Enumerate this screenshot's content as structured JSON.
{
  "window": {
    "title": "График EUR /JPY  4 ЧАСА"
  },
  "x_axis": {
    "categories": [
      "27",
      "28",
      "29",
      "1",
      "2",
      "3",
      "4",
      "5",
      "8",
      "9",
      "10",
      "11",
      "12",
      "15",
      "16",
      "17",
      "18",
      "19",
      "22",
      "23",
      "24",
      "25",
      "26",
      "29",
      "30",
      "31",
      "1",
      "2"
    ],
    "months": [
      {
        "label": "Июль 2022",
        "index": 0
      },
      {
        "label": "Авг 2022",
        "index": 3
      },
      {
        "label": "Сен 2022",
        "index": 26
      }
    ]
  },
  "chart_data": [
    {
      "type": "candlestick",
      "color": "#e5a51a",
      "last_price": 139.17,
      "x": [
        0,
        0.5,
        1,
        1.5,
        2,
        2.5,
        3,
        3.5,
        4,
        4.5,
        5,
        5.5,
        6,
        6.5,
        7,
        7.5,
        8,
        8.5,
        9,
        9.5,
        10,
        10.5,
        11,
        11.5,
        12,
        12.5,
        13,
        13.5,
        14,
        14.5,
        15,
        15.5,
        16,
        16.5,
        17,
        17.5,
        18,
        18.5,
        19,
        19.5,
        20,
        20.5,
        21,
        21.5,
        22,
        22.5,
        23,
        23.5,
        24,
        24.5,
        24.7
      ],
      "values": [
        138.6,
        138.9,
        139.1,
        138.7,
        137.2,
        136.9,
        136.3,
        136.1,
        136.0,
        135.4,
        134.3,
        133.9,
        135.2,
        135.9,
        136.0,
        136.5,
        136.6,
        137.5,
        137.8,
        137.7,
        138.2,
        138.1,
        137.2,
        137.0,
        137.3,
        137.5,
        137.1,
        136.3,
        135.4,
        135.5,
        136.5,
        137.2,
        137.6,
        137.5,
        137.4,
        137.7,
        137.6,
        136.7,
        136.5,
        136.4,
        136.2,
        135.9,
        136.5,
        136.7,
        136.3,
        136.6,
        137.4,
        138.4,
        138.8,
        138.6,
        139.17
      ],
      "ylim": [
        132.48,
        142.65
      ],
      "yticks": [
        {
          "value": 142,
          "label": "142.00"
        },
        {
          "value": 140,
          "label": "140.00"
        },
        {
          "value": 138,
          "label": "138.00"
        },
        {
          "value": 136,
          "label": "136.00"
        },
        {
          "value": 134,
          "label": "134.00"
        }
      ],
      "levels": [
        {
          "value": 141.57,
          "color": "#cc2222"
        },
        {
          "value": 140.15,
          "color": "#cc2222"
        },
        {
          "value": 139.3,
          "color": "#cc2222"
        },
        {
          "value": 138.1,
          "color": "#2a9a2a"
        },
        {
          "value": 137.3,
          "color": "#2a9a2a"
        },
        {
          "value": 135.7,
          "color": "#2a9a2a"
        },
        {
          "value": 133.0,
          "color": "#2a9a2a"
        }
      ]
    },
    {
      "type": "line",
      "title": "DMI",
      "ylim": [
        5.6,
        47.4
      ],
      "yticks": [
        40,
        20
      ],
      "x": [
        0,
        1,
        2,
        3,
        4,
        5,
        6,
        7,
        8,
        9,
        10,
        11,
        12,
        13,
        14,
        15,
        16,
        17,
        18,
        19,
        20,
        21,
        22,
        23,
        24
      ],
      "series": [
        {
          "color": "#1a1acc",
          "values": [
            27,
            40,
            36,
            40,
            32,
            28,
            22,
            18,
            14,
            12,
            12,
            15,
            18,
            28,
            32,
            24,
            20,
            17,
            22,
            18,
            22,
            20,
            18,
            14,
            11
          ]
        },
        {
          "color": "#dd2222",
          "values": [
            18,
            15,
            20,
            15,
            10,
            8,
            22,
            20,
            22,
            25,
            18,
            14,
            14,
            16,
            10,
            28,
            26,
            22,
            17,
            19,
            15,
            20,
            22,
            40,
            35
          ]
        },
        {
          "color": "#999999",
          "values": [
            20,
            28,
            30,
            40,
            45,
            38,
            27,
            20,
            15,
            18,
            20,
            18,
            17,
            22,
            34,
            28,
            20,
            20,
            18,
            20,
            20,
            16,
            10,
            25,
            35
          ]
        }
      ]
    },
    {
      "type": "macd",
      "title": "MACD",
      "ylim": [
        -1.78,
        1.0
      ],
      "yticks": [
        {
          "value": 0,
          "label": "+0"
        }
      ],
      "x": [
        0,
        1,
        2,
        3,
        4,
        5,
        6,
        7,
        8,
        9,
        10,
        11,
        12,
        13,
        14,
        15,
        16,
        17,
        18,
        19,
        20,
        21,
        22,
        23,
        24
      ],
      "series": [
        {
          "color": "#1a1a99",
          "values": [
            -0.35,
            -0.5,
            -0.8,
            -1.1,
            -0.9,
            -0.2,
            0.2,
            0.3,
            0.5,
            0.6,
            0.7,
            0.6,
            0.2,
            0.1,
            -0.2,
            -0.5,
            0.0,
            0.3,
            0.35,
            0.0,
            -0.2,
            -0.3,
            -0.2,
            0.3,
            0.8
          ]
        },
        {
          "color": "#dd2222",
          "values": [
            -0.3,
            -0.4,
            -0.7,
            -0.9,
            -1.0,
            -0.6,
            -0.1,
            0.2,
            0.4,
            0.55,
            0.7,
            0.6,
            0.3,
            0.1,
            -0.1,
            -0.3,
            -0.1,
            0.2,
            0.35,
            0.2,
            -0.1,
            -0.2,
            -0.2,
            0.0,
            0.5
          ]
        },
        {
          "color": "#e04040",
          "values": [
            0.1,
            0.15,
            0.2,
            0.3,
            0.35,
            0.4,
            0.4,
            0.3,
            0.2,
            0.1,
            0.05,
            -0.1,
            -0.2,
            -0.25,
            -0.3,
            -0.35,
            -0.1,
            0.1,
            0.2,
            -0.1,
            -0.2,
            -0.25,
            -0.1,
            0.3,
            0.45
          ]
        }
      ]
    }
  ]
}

============================================================

▶ **PROBLEM DESCRIPTION**: Scan the listing above for the word "type" and copy every line that holds it.

▶ **WRITTEN RESPONSE**:
      "type": "candlestick",
      "type": "line",
      "type": "macd",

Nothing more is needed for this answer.